---------- Listing
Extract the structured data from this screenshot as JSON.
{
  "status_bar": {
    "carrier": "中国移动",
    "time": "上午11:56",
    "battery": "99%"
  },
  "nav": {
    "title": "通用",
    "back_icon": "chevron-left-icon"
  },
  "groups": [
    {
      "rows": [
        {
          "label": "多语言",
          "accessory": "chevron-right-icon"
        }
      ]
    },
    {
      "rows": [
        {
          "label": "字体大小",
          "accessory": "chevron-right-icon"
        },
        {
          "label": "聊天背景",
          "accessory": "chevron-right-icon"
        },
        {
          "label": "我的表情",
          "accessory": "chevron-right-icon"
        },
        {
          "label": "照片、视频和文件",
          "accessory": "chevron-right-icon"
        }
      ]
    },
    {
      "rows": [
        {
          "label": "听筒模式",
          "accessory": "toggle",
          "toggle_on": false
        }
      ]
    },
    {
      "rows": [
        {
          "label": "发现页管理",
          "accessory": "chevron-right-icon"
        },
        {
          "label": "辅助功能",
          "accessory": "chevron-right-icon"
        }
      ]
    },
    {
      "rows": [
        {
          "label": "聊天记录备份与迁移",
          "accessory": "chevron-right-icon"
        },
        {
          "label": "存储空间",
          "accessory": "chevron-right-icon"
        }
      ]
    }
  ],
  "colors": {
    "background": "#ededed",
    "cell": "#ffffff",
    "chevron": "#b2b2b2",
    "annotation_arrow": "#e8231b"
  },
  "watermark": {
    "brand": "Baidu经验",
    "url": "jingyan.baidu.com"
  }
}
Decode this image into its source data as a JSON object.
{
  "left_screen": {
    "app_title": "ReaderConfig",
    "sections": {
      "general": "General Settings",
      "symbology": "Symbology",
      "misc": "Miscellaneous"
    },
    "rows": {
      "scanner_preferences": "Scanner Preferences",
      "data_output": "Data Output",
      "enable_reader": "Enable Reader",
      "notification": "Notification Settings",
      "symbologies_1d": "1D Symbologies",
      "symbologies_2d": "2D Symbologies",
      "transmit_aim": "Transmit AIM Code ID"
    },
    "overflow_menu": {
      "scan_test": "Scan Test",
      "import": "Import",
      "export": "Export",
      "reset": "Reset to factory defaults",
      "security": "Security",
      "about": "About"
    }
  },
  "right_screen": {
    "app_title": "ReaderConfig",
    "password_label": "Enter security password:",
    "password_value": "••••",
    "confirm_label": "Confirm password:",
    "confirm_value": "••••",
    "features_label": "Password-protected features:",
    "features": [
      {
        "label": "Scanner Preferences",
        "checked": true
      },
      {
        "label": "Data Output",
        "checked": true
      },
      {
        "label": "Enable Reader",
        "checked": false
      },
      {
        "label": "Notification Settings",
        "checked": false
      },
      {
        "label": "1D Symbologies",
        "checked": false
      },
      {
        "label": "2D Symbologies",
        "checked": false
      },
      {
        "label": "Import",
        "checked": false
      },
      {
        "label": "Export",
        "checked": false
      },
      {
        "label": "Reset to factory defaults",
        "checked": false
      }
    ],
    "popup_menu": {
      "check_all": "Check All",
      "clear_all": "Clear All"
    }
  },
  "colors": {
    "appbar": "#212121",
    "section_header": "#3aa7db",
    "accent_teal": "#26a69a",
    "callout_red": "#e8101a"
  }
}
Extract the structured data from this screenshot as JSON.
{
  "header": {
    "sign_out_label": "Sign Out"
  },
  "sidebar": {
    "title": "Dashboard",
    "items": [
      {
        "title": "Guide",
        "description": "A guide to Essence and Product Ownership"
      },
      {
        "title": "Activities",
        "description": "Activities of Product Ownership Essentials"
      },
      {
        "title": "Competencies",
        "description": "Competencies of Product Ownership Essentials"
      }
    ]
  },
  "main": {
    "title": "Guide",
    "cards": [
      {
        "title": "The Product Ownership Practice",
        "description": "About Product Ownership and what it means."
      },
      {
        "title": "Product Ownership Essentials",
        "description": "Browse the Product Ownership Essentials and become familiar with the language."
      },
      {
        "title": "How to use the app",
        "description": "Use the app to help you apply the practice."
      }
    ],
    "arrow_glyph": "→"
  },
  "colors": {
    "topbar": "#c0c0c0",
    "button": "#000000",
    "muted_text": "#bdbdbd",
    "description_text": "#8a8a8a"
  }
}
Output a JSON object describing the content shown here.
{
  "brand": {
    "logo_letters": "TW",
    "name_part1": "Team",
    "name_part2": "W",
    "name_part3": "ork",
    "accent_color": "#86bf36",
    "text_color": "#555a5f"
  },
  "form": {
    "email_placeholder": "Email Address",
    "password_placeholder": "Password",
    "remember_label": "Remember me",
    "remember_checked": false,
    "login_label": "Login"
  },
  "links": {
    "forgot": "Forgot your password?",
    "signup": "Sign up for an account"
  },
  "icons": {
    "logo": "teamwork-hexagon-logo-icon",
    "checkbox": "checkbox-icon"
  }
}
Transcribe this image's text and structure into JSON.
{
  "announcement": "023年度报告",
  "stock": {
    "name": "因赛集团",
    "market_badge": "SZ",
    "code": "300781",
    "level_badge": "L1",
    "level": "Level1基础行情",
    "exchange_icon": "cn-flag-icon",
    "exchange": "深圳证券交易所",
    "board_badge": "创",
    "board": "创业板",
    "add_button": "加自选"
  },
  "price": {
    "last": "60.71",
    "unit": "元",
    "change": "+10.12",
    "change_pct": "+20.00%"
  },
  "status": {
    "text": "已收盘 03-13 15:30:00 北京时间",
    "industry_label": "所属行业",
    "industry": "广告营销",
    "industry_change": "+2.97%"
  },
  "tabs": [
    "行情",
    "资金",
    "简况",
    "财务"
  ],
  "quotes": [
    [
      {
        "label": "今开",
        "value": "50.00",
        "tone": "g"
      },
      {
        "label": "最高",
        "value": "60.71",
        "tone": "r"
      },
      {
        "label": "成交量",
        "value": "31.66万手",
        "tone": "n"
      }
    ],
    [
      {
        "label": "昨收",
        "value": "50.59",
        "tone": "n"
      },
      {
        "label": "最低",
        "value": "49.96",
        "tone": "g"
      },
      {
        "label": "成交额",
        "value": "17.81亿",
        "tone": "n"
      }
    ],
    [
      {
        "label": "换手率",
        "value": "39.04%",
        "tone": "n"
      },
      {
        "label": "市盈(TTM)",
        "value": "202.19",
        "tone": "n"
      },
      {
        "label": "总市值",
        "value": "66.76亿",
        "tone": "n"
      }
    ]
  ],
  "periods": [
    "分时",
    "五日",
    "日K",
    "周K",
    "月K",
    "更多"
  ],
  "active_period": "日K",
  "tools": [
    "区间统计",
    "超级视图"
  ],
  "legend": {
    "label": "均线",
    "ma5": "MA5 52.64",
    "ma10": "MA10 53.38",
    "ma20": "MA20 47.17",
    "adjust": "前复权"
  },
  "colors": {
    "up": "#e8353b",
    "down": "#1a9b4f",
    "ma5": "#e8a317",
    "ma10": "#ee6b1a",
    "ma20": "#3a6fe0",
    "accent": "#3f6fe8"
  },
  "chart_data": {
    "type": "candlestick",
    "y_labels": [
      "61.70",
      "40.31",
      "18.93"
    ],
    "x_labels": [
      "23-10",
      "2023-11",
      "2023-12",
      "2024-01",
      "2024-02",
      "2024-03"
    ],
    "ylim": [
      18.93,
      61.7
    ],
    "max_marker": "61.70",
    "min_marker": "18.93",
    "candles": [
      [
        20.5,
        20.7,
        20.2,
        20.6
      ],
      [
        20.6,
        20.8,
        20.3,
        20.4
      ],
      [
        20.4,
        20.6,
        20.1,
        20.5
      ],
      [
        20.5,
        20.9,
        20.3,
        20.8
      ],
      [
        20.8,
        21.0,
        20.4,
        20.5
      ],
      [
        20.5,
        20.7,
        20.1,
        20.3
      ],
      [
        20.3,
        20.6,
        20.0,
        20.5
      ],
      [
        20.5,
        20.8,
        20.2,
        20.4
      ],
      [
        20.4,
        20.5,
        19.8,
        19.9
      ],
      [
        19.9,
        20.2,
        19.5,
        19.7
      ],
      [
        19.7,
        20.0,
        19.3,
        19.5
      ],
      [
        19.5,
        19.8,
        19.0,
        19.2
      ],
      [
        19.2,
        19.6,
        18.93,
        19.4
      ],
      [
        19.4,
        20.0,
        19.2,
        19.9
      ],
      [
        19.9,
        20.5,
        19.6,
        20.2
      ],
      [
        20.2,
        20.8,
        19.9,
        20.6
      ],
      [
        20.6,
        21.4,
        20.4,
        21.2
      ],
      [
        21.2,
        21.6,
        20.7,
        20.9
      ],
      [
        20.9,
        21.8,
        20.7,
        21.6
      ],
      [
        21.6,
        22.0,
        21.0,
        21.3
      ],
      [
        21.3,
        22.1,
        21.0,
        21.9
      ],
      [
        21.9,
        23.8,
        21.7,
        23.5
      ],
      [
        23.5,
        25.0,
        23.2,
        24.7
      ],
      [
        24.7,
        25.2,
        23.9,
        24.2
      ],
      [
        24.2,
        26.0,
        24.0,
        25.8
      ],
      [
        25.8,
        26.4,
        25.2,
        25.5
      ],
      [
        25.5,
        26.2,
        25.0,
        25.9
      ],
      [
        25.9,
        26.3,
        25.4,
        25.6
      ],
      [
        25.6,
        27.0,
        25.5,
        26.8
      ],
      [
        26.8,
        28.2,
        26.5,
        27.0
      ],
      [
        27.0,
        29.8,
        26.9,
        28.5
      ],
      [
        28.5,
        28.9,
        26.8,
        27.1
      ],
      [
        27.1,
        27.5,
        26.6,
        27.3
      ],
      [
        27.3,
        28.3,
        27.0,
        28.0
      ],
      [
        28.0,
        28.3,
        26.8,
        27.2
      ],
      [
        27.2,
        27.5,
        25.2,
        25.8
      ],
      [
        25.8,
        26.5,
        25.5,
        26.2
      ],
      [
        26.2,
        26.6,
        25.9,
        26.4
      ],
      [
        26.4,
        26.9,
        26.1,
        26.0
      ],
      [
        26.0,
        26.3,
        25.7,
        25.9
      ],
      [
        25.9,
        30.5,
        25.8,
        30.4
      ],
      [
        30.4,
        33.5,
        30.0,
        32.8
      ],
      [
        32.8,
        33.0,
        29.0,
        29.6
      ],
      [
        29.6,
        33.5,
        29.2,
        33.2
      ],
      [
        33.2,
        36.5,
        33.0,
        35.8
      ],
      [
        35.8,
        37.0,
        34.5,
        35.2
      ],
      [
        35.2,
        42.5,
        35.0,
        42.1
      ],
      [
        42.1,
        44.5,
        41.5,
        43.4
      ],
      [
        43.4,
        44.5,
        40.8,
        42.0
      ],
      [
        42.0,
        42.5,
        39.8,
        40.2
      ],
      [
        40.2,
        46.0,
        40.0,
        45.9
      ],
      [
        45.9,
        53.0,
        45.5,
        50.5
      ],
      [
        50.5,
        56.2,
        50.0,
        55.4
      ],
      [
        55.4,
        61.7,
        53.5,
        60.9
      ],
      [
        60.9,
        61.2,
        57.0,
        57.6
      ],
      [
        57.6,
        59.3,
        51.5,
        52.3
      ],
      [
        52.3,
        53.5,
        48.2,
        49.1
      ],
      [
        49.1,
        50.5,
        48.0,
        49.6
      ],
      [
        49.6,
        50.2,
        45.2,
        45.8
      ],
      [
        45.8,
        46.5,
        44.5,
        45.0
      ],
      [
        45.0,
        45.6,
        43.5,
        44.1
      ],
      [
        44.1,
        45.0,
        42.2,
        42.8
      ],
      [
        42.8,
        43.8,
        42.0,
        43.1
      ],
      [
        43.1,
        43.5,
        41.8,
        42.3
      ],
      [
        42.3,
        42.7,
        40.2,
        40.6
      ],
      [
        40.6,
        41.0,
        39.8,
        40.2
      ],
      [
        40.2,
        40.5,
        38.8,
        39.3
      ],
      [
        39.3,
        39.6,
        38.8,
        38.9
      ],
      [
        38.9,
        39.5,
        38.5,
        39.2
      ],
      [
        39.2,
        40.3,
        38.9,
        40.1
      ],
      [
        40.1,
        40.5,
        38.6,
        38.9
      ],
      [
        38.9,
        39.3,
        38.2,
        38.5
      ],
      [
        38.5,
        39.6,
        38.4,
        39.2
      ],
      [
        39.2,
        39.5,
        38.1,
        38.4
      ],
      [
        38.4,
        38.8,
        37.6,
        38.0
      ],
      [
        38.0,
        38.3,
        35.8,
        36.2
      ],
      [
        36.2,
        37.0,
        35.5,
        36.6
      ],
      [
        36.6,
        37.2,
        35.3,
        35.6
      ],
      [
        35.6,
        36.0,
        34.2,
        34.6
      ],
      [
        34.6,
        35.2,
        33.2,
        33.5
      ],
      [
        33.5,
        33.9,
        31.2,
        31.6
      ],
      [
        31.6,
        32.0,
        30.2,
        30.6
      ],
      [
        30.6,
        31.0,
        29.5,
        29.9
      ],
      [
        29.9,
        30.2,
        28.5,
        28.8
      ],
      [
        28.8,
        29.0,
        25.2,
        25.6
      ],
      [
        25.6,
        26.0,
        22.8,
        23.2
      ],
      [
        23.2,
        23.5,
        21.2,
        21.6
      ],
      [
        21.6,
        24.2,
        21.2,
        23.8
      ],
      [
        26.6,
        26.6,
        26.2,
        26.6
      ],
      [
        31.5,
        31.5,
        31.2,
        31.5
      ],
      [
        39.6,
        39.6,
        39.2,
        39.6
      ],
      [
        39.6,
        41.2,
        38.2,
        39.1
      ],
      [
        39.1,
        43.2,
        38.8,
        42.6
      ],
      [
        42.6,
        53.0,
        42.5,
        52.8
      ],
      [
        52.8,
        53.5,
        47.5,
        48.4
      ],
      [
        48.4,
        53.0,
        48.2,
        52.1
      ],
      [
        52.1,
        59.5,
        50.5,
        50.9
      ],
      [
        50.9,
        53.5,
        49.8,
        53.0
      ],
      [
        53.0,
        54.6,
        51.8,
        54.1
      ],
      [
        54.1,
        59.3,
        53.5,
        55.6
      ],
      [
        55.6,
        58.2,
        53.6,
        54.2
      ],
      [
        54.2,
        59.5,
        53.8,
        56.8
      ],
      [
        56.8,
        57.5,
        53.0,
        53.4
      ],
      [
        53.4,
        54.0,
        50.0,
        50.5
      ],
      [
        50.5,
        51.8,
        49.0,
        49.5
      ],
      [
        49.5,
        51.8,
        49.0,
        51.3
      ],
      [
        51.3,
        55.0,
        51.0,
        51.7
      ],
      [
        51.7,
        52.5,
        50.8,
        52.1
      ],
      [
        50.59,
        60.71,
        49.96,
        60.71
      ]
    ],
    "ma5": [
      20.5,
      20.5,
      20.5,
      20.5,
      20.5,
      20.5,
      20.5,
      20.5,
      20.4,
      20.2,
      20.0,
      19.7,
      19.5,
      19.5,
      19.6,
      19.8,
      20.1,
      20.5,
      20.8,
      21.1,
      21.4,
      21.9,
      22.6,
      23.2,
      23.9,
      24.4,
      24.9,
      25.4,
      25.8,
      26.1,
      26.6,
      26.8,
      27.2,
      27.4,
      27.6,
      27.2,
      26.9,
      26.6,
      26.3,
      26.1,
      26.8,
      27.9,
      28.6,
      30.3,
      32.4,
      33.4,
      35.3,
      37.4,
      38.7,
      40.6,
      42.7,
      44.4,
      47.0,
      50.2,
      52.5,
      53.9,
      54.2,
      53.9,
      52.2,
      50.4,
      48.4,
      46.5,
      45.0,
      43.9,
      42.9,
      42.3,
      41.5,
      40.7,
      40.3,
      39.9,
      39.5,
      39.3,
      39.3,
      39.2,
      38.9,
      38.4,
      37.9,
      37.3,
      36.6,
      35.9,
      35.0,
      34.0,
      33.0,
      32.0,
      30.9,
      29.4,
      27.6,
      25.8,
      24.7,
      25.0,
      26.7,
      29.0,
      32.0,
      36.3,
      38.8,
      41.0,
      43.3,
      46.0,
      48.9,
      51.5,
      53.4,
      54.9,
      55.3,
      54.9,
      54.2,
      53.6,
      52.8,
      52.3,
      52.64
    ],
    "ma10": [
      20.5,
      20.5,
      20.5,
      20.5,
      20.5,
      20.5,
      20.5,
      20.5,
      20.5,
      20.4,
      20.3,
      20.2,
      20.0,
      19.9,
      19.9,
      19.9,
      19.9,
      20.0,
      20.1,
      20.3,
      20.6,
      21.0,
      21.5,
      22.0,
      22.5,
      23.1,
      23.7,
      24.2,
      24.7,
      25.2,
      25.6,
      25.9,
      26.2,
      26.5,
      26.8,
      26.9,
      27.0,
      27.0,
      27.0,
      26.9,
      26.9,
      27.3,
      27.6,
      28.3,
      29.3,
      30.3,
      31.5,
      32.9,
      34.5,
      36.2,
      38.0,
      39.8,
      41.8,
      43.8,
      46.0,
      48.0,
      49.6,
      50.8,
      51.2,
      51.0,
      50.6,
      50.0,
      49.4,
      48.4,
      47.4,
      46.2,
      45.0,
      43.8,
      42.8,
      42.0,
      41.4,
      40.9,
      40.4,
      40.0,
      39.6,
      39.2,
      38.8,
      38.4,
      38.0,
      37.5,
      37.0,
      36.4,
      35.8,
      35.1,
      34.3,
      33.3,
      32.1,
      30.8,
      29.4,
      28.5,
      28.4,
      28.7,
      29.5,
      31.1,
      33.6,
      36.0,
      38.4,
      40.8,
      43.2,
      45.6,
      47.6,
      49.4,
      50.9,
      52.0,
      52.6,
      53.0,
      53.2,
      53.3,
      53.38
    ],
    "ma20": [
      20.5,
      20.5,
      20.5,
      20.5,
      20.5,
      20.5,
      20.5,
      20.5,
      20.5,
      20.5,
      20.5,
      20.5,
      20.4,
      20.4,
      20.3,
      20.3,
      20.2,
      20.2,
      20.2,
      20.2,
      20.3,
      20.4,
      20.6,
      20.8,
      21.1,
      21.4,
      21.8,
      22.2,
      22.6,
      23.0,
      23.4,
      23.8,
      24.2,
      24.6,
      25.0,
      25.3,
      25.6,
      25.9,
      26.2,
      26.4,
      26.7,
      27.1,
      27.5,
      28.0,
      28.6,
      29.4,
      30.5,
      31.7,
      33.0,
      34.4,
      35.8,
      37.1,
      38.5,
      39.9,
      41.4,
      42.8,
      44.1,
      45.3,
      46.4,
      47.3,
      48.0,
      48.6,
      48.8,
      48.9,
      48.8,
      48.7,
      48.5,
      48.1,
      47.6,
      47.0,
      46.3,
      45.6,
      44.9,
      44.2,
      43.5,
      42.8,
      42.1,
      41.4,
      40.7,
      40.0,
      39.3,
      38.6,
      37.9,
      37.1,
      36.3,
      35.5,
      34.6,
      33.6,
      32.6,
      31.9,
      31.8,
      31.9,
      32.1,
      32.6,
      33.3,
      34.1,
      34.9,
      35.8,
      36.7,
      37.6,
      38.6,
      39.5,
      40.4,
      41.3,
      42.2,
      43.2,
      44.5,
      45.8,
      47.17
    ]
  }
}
--------------------
» **What is expected**
Identify every line above that includes the word "Notification", and show those lines.

» **Solution to the exercise**
      "notification": "Notification Settings",
        "label": "Notification Settings",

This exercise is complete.